▶ [ABOUT THIS EXERCISE] Retype each entry. Leave nothing out.

▶ [DATA RECORDS]
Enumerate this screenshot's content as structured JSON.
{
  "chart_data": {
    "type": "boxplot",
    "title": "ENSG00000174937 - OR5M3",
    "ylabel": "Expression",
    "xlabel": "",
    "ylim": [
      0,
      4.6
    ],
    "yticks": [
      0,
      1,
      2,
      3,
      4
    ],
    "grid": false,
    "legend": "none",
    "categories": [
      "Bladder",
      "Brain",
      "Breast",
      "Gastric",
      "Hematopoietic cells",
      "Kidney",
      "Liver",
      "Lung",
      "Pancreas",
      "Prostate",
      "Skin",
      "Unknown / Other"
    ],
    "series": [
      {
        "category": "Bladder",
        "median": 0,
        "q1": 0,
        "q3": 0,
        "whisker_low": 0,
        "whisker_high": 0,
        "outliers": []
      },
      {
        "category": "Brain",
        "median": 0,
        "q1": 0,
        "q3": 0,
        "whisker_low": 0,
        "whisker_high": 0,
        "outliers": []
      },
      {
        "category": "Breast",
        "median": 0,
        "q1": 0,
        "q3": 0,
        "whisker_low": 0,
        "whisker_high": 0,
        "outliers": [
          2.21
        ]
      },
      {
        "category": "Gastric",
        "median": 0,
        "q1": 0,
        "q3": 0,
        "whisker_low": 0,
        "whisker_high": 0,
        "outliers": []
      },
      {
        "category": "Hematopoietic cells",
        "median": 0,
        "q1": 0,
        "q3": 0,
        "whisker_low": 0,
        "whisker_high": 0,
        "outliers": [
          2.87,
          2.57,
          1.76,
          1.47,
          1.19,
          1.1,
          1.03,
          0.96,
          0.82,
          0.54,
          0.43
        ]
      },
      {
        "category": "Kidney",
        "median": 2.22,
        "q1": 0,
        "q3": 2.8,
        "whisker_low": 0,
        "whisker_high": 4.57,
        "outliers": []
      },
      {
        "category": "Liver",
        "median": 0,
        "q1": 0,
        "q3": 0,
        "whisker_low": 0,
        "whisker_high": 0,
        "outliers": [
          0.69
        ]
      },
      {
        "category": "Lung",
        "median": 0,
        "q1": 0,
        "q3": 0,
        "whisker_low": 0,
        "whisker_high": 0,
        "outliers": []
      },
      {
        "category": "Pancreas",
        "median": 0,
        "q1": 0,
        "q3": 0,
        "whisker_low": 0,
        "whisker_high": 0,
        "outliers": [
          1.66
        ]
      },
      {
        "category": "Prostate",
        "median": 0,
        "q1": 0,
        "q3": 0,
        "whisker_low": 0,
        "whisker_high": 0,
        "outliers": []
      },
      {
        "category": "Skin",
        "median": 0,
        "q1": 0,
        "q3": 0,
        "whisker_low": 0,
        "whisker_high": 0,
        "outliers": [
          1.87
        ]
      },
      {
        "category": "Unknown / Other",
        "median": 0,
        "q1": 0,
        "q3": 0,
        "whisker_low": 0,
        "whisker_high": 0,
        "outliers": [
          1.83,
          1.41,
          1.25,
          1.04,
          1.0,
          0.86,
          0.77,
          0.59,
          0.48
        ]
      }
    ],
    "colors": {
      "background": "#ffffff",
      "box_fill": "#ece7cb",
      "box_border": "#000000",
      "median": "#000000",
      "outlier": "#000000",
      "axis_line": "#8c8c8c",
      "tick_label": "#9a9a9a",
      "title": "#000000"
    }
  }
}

▶ [YOUR SOLUTION]
Enumerate this screenshot's content as structured JSON.
{
  "chart_data": {
    "type": "boxplot",
    "title": "ENSG00000174937 - OR5M3",
    "ylabel": "Expression",
    "xlabel": "",
    "ylim": [
      0,
      4.6
    ],
    "yticks": [
      0,
      1,
      2,
      3,
      4
    ],
    "grid": false,
    "legend": "none",
    "categories": [
      "Bladder",
      "Brain",
      "Breast",
      "Gastric",
      "Hematopoietic cells",
      "Kidney",
      "Liver",
      "Lung",
      "Pancreas",
      "Prostate",
      "Skin",
      "Unknown / Other"
    ],
    "series": [
      {
        "category": "Bladder",
        "median": 0,
        "q1": 0,
        "q3": 0,
        "whisker_low": 0,
        "whisker_high": 0,
        "outliers": []
      },
      {
        "category": "Brain",
        "median": 0,
        "q1": 0,
        "q3": 0,
        "whisker_low": 0,
        "whisker_high": 0,
        "outliers": []
      },
      {
        "category": "Breast",
        "median": 0,
        "q1": 0,
        "q3": 0,
        "whisker_low": 0,
        "whisker_high": 0,
        "outliers": [
          2.21
        ]
      },
      {
        "category": "Gastric",
        "median": 0,
        "q1": 0,
        "q3": 0,
        "whisker_low": 0,
        "whisker_high": 0,
        "outliers": []
      },
      {
        "category": "Hematopoietic cells",
        "median": 0,
        "q1": 0,
        "q3": 0,
        "whisker_low": 0,
        "whisker_high": 0,
        "outliers": [
          2.87,
          2.57,
          1.76,
          1.47,
          1.19,
          1.1,
          1.03,
          0.96,
          0.82,
          0.54,
          0.43
        ]
      },
      {
        "category": "Kidney",
        "median": 2.22,
        "q1": 0,
        "q3": 2.8,
        "whisker_low": 0,
        "whisker_high": 4.57,
        "outliers": []
      },
      {
        "category": "Liver",
        "median": 0,
        "q1": 0,
        "q3": 0,
        "whisker_low": 0,
        "whisker_high": 0,
        "outliers": [
          0.69
        ]
      },
      {
        "category": "Lung",
        "median": 0,
        "q1": 0,
        "q3": 0,
        "whisker_low": 0,
        "whisker_high": 0,
        "outliers": []
      },
      {
        "category": "Pancreas",
        "median": 0,
        "q1": 0,
        "q3": 0,
        "whisker_low": 0,
        "whisker_high": 0,
        "outliers": [
          1.66
        ]
      },
      {
        "category": "Prostate",
        "median": 0,
        "q1": 0,
        "q3": 0,
        "whisker_low": 0,
        "whisker_high": 0,
        "outliers": []
      },
      {
        "category": "Skin",
        "median": 0,
        "q1": 0,
        "q3": 0,
        "whisker_low": 0,
        "whisker_high": 0,
        "outliers": [
          1.87
        ]
      },
      {
        "category": "Unknown / Other",
        "median": 0,
        "q1": 0,
        "q3": 0,
        "whisker_low": 0,
        "whisker_high": 0,
        "outliers": [
          1.83,
          1.41,
          1.25,
          1.04,
          1.0,
          0.86,
          0.77,
          0.59,
          0.48
        ]
      }
    ],
    "colors": {
      "background": "#ffffff",
      "box_fill": "#ece7cb",
      "box_border": "#000000",
      "median": "#000000",
      "outlier": "#000000",
      "axis_line": "#8c8c8c",
      "tick_label": "#9a9a9a",
      "title": "#000000"
    }
  }
}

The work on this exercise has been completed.